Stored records
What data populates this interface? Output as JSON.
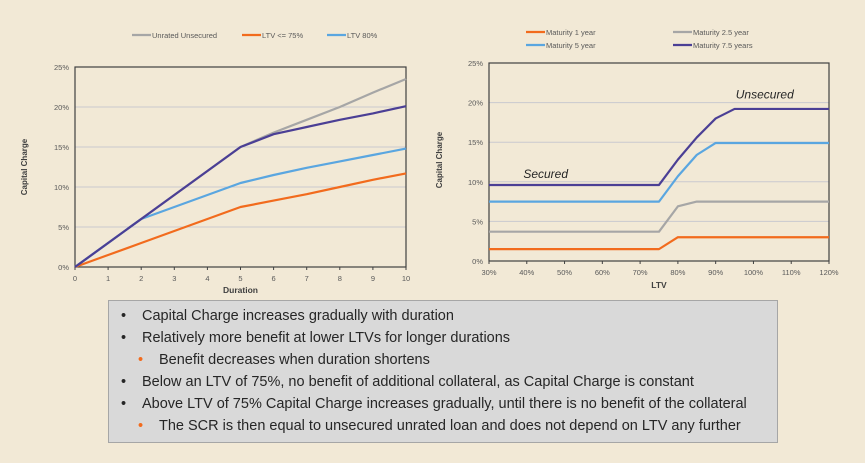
{
  "chart_data": [
    {
      "type": "line",
      "title": "",
      "xlabel": "Duration",
      "ylabel": "Capital Charge",
      "xlim": [
        0,
        10
      ],
      "ylim": [
        0,
        25
      ],
      "xticks": [
        "0",
        "1",
        "2",
        "3",
        "4",
        "5",
        "6",
        "7",
        "8",
        "9",
        "10"
      ],
      "yticks": [
        "0%",
        "5%",
        "10%",
        "15%",
        "20%",
        "25%"
      ],
      "grid": "horizontal",
      "legend": "top",
      "x": [
        0,
        1,
        2,
        3,
        4,
        5,
        6,
        7,
        8,
        9,
        10
      ],
      "series": [
        {
          "name": "Unrated Unsecured",
          "color": "#a6a6a6",
          "values": [
            0,
            3,
            6,
            9,
            12,
            15,
            16.8,
            18.4,
            20,
            21.8,
            23.5
          ]
        },
        {
          "name": "LTV <= 75%",
          "color": "#f26b1d",
          "values": [
            0,
            1.5,
            3,
            4.5,
            6,
            7.5,
            8.3,
            9.1,
            10,
            10.9,
            11.7
          ]
        },
        {
          "name": "LTV 80%",
          "color": "#5aa6e0",
          "values": [
            0,
            3,
            6,
            7.5,
            9,
            10.5,
            11.5,
            12.4,
            13.2,
            14,
            14.8
          ]
        },
        {
          "name": "",
          "color": "#4b3f95",
          "values": [
            0,
            3,
            6,
            9,
            12,
            15,
            16.6,
            17.5,
            18.4,
            19.2,
            20.1
          ]
        }
      ],
      "annotations": []
    },
    {
      "type": "line",
      "title": "",
      "xlabel": "LTV",
      "ylabel": "Capital Charge",
      "xlim": [
        30,
        120
      ],
      "ylim": [
        0,
        25
      ],
      "xticks": [
        "30%",
        "40%",
        "50%",
        "60%",
        "70%",
        "80%",
        "90%",
        "100%",
        "110%",
        "120%"
      ],
      "yticks": [
        "0%",
        "5%",
        "10%",
        "15%",
        "20%",
        "25%"
      ],
      "grid": "horizontal",
      "legend": "top",
      "x": [
        30,
        75,
        80,
        85,
        90,
        95,
        120
      ],
      "series": [
        {
          "name": "Maturity 1 year",
          "color": "#f26b1d",
          "values": [
            1.5,
            1.5,
            3,
            3,
            3,
            3,
            3
          ]
        },
        {
          "name": "Maturity 2.5 year",
          "color": "#a6a6a6",
          "values": [
            3.7,
            3.7,
            6.9,
            7.5,
            7.5,
            7.5,
            7.5
          ]
        },
        {
          "name": "Maturity 5 year",
          "color": "#5aa6e0",
          "values": [
            7.5,
            7.5,
            10.7,
            13.4,
            14.9,
            14.9,
            14.9
          ]
        },
        {
          "name": "Maturity 7.5 years",
          "color": "#4b3f95",
          "values": [
            9.6,
            9.6,
            12.8,
            15.6,
            18,
            19.2,
            19.2
          ]
        }
      ],
      "annotations": [
        {
          "text": "Secured",
          "x": 45,
          "y": 10.5
        },
        {
          "text": "Unsecured",
          "x": 103,
          "y": 20.5
        }
      ]
    }
  ],
  "notes": [
    {
      "level": 0,
      "text": "Capital Charge increases gradually with duration"
    },
    {
      "level": 0,
      "text": "Relatively more benefit at lower LTVs for longer durations"
    },
    {
      "level": 1,
      "text": "Benefit decreases when duration shortens"
    },
    {
      "level": 0,
      "text": "Below an LTV of 75%, no benefit of additional collateral, as Capital Charge is constant"
    },
    {
      "level": 0,
      "text": "Above LTV of 75% Capital Charge increases gradually, until there is no benefit of the collateral"
    },
    {
      "level": 1,
      "text": "The SCR is then equal to unsecured unrated loan and does not depend on LTV any further"
    }
  ],
  "bullet": "•"
}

SET TASK: Look over the material above and show each line where "gradually" appears.

CORRECT ANSWER:
      "text": "Capital Charge increases gradually with duration"
      "text": "Above LTV of 75% Capital Charge increases gradually, until there is no benefit of the collateral"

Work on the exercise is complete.